▶ [Problem description]: Send back the entries below exactly as they appear.
[Start Given data]
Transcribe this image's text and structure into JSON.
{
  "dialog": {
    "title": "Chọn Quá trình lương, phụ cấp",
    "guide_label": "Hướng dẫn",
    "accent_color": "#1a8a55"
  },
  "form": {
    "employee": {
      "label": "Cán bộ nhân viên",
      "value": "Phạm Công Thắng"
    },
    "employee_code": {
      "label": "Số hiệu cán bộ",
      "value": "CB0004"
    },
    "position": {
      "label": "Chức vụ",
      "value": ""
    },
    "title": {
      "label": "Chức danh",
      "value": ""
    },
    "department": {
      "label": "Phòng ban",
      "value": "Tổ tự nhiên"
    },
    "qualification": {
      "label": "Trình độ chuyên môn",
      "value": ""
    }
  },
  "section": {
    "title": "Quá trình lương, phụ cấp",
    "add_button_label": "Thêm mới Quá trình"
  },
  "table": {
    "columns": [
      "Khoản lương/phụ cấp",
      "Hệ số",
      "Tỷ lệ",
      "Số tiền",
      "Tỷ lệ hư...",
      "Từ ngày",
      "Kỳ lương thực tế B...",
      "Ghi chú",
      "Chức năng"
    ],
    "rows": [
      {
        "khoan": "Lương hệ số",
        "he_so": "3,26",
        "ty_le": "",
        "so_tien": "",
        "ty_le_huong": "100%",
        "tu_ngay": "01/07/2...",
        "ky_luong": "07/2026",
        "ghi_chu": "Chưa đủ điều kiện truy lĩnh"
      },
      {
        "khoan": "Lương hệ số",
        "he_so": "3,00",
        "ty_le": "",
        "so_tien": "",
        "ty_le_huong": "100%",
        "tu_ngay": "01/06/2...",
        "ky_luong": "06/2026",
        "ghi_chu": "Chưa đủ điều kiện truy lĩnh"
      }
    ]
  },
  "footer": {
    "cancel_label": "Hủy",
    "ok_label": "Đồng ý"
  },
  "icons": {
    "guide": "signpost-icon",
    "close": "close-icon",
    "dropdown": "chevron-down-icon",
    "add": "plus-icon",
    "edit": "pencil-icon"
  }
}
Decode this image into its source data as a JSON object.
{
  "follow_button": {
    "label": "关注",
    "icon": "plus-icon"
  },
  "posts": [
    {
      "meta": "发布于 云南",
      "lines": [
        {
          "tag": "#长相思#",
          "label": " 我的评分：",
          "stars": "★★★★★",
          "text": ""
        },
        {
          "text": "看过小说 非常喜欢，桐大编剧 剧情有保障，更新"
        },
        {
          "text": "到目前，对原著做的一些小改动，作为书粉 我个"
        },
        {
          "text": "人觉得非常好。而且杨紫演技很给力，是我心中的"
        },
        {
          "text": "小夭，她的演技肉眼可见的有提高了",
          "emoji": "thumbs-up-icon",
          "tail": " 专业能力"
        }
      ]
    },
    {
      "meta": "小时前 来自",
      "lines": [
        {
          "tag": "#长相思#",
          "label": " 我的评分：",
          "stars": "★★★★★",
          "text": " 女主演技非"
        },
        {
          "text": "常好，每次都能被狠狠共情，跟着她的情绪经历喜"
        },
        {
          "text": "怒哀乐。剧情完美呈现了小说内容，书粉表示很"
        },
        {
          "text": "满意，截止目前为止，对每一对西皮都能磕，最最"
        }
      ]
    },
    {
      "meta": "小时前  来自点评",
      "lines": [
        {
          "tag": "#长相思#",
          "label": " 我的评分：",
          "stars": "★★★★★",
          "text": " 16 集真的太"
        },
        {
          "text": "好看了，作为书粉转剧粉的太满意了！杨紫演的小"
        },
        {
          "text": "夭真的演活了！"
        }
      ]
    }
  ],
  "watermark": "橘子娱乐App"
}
[End Given data]
▶ [Worked answer]:
Transcribe this image's text and structure into JSON.
{
  "dialog": {
    "title": "Chọn Quá trình lương, phụ cấp",
    "guide_label": "Hướng dẫn",
    "accent_color": "#1a8a55"
  },
  "form": {
    "employee": {
      "label": "Cán bộ nhân viên",
      "value": "Phạm Công Thắng"
    },
    "employee_code": {
      "label": "Số hiệu cán bộ",
      "value": "CB0004"
    },
    "position": {
      "label": "Chức vụ",
      "value": ""
    },
    "title": {
      "label": "Chức danh",
      "value": ""
    },
    "department": {
      "label": "Phòng ban",
      "value": "Tổ tự nhiên"
    },
    "qualification": {
      "label": "Trình độ chuyên môn",
      "value": ""
    }
  },
  "section": {
    "title": "Quá trình lương, phụ cấp",
    "add_button_label": "Thêm mới Quá trình"
  },
  "table": {
    "columns": [
      "Khoản lương/phụ cấp",
      "Hệ số",
      "Tỷ lệ",
      "Số tiền",
      "Tỷ lệ hư...",
      "Từ ngày",
      "Kỳ lương thực tế B...",
      "Ghi chú",
      "Chức năng"
    ],
    "rows": [
      {
        "khoan": "Lương hệ số",
        "he_so": "3,26",
        "ty_le": "",
        "so_tien": "",
        "ty_le_huong": "100%",
        "tu_ngay": "01/07/2...",
        "ky_luong": "07/2026",
        "ghi_chu": "Chưa đủ điều kiện truy lĩnh"
      },
      {
        "khoan": "Lương hệ số",
        "he_so": "3,00",
        "ty_le": "",
        "so_tien": "",
        "ty_le_huong": "100%",
        "tu_ngay": "01/06/2...",
        "ky_luong": "06/2026",
        "ghi_chu": "Chưa đủ điều kiện truy lĩnh"
      }
    ]
  },
  "footer": {
    "cancel_label": "Hủy",
    "ok_label": "Đồng ý"
  },
  "icons": {
    "guide": "signpost-icon",
    "close": "close-icon",
    "dropdown": "chevron-down-icon",
    "add": "plus-icon",
    "edit": "pencil-icon"
  }
}
Decode this image into its source data as a JSON object.
{
  "follow_button": {
    "label": "关注",
    "icon": "plus-icon"
  },
  "posts": [
    {
      "meta": "发布于 云南",
      "lines": [
        {
          "tag": "#长相思#",
          "label": " 我的评分：",
          "stars": "★★★★★",
          "text": ""
        },
        {
          "text": "看过小说 非常喜欢，桐大编剧 剧情有保障，更新"
        },
        {
          "text": "到目前，对原著做的一些小改动，作为书粉 我个"
        },
        {
          "text": "人觉得非常好。而且杨紫演技很给力，是我心中的"
        },
        {
          "text": "小夭，她的演技肉眼可见的有提高了",
          "emoji": "thumbs-up-icon",
          "tail": " 专业能力"
        }
      ]
    },
    {
      "meta": "小时前 来自",
      "lines": [
        {
          "tag": "#长相思#",
          "label": " 我的评分：",
          "stars": "★★★★★",
          "text": " 女主演技非"
        },
        {
          "text": "常好，每次都能被狠狠共情，跟着她的情绪经历喜"
        },
        {
          "text": "怒哀乐。剧情完美呈现了小说内容，书粉表示很"
        },
        {
          "text": "满意，截止目前为止，对每一对西皮都能磕，最最"
        }
      ]
    },
    {
      "meta": "小时前  来自点评",
      "lines": [
        {
          "tag": "#长相思#",
          "label": " 我的评分：",
          "stars": "★★★★★",
          "text": " 16 集真的太"
        },
        {
          "text": "好看了，作为书粉转剧粉的太满意了！杨紫演的小"
        },
        {
          "text": "夭真的演活了！"
        }
      ]
    }
  ],
  "watermark": "橘子娱乐App"
}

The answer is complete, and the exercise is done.